Go through each line of the records below and count those with the word "SPECIFICATION"; give only the total.
━━━━━━━━━━━━━━━━
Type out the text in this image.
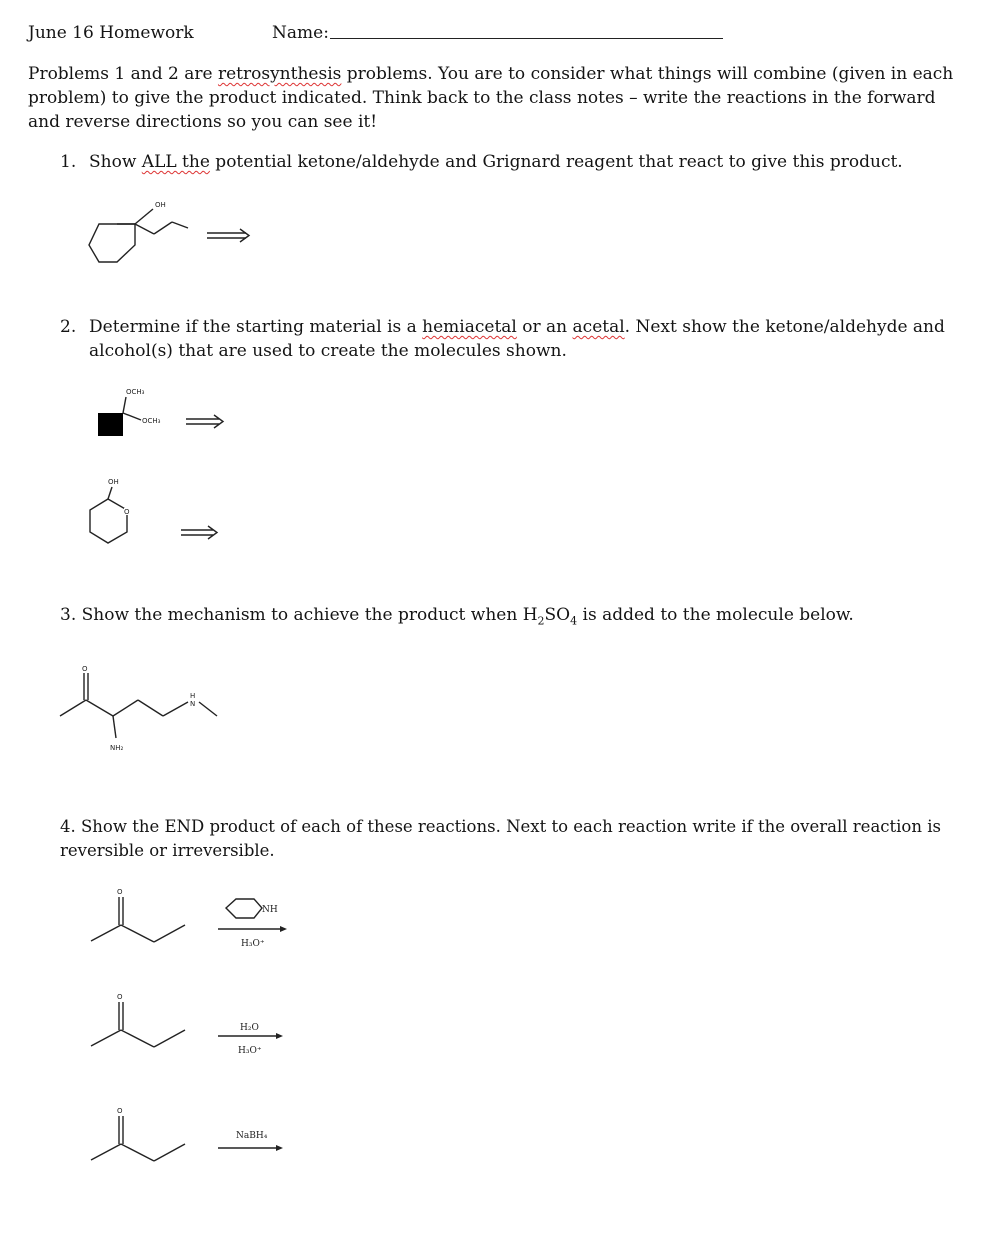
June 16 Homework	Name:
Problems 1 and 2 are retrosynthesis problems. You are to consider what things will combine (given in each
problem) to give the product indicated. Think back to the class notes – write the reactions in the forward
and reverse directions so you can see it!
1. Show ALL the potential ketone/aldehyde and Grignard reagent that react to give this product.
2. Determine if the starting material is a hemiacetal or an acetal. Next show the ketone/aldehyde and
alcohol(s) that are used to create the molecules shown.
3. Show the mechanism to achieve the product when $H_2SO_4$ is added to the molecule below.
4. Show the END product of each of these reactions. Next to each reaction write if the overall reaction is
reversible or irreversible.
OH
OCH₃
OCH₃
OH
O
O
H
N
NH₂
O
NH
H₃O⁺
O
H₂O
H₃O⁺
O
NaBH₄
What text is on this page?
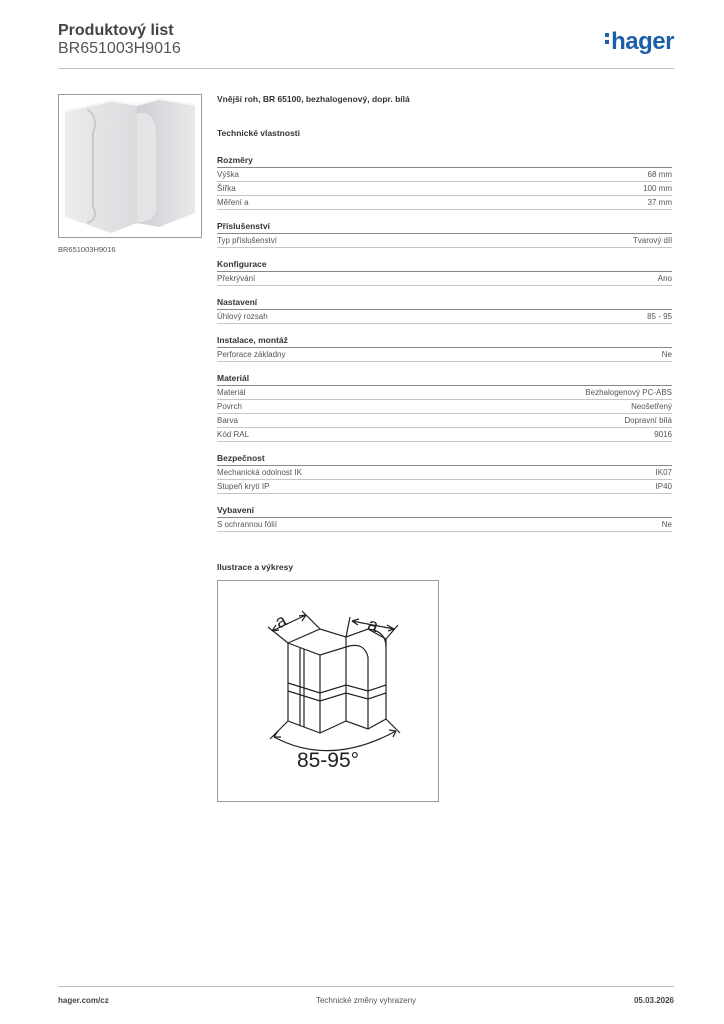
Produktový list
BR651003H9016	hager
BR651003H9016
Vnější roh, BR 65100, bezhalogenový, dopr. bílá
Technické vlastnosti
Rozměry
Výška	68 mm
Šířka	100 mm
Měření a	37 mm
Příslušenství
Typ příslušenství	Tvarový díl
Konfigurace
Překrývání	Ano
Nastavení
Úhlový rozsah	85 - 95
Instalace, montáž
Perforace základny	Ne
Materiál
Materiál	Bezhalogenový PC-ABS
Povrch	Neošetřený
Barva	Dopravní bílá
Kód RAL	9016
Bezpečnost
Mechanická odolnost IK	IK07
Stupeň krytí IP	IP40
Vybavení
S ochrannou fólií	Ne
Ilustrace a výkresy
a	a
85-95°
hager.com/cz	Technické změny vyhrazeny	05.03.2026
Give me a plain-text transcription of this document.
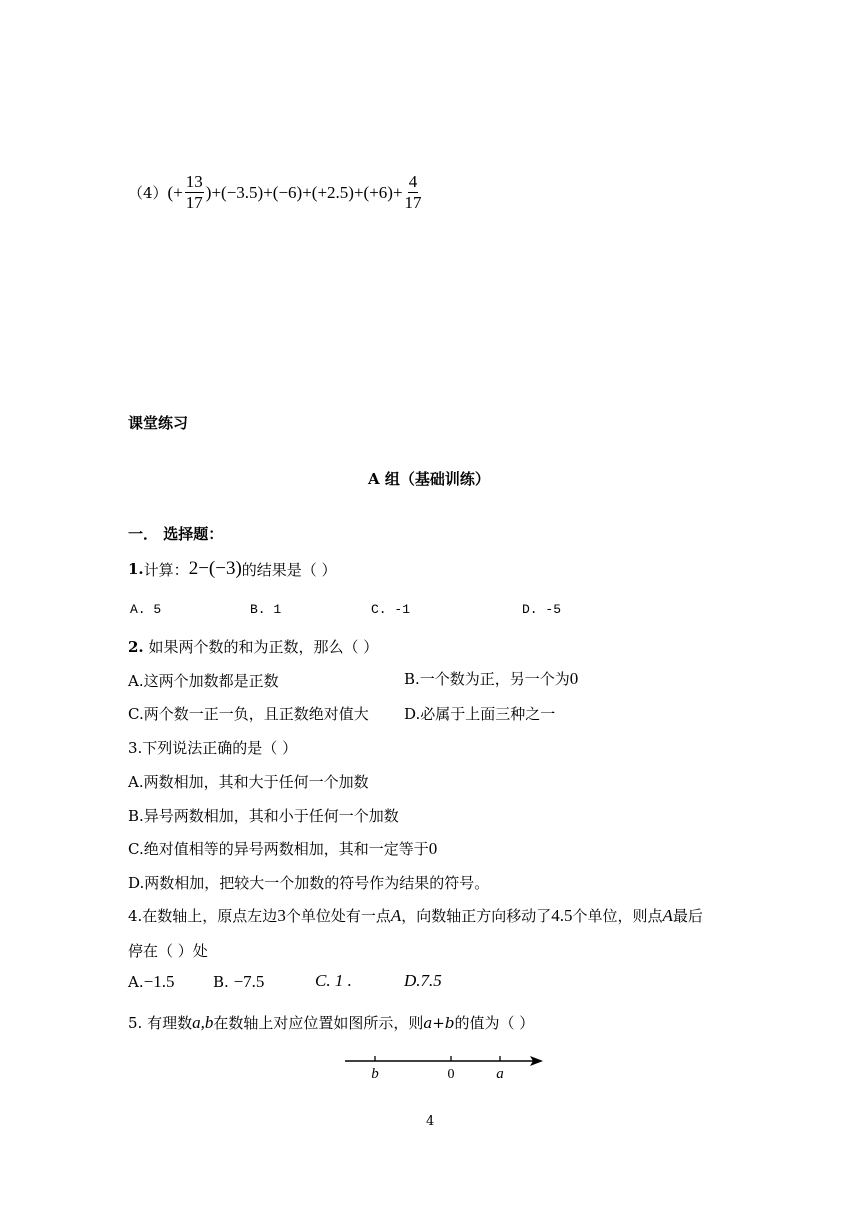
（4） (+ $\frac{13}{17}$ ) $+(-3.5)+(-6)+(+2.5)+(+6)+ \frac{4}{17}$
课堂练习
A 组（基础训练）
一． 选择题：
1. 计算： 2−(−3) 的结果是（ ）
A. 5	B. 1	C. -1	D. -5
2. 如果两个数的和为正数，那么（ ）
A.这两个加数都是正数	B.一个数为正，另一个为0
C.两个数一正一负，且正数绝对值大 D.必属于上面三种之一
3.下列说法正确的是（ ）
A.两数相加，其和大于任何一个加数
B.异号两数相加，其和小于任何一个加数
C.绝对值相等的异号两数相加，其和一定等于0
D.两数相加，把较大一个加数的符号作为结果的符号。
4.在数轴上，原点左边3个单位处有一点A，向数轴正方向移动了4.5个单位，则点A最后
停在（ ）处
A.−1.5	B. −7.5	C. 1 .	D.7.5
5. 有理数a,b在数轴上对应位置如图所示，则a+b的值为（ ）
b	0	a
4
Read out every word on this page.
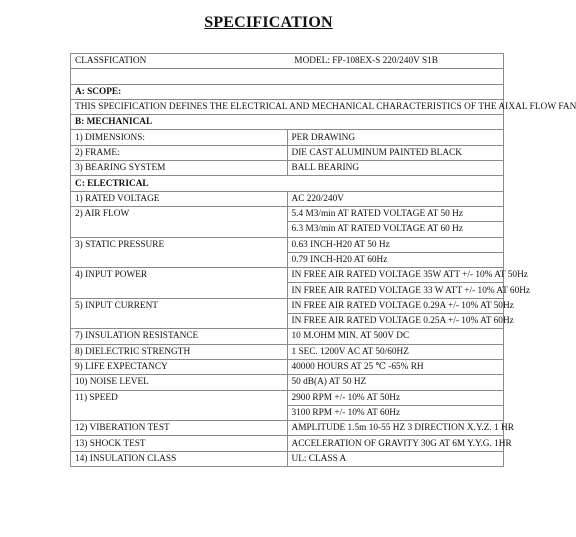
SPECIFICATION
CLASSFICATION MODEL: FP-108EX-S 220/240V S1B	

A: SCOPE:	
THIS SPECIFICATION DEFINES THE ELECTRICAL AND MECHANICAL CHARACTERISTICS OF THE AIXAL FLOW FAN	
B: MECHANICAL	
1) DIMENSIONS:	PER DRAWING
2) FRAME:	DIE CAST ALUMINUM PAINTED BLACK
3) BEARING SYSTEM	BALL BEARING
C: ELECTRICAL	
1) RATED VOLTAGE	AC 220/240V
2) AIR FLOW	5.4 M3/min AT RATED VOLTAGE AT 50 Hz
	6.3 M3/min AT RATED VOLTAGE AT 60 Hz
3) STATIC PRESSURE	0.63 INCH-H20 AT 50 Hz
	0.79 INCH-H20 AT 60Hz
4) INPUT POWER	IN FREE AIR RATED VOLTAGE 35W ATT +/- 10% AT 50Hz
	IN FREE AIR RATED VOLTAGE 33 W ATT +/- 10% AT 60Hz
5) INPUT CURRENT	IN FREE AIR RATED VOLTAGE 0.29A +/- 10% AT 50Hz
	IN FREE AIR RATED VOLTAGE 0.25A +/- 10% AT 60Hz
7) INSULATION RESISTANCE	10 M.OHM MIN. AT 500V DC
8) DIELECTRIC STRENGTH	1 SEC. 1200V AC AT 50/60HZ
9) LIFE EXPECTANCY	40000 HOURS AT 25 ℃ -65% RH
10) NOISE LEVEL	50 dB(A) AT 50 HZ
11) SPEED	2900 RPM +/- 10% AT 50Hz
	3100 RPM +/- 10% AT 60Hz
12) VIBERATION TEST	AMPLITUDE 1.5m 10-55 HZ 3 DIRECTION X.Y.Z. 1 HR
13) SHOCK TEST	ACCELERATION OF GRAVITY 30G AT 6M Y.Y.G. 1HR
14) INSULATION CLASS	UL: CLASS A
━━━━━━━━━━━━━━━━
(RIGHT ANSWER): 2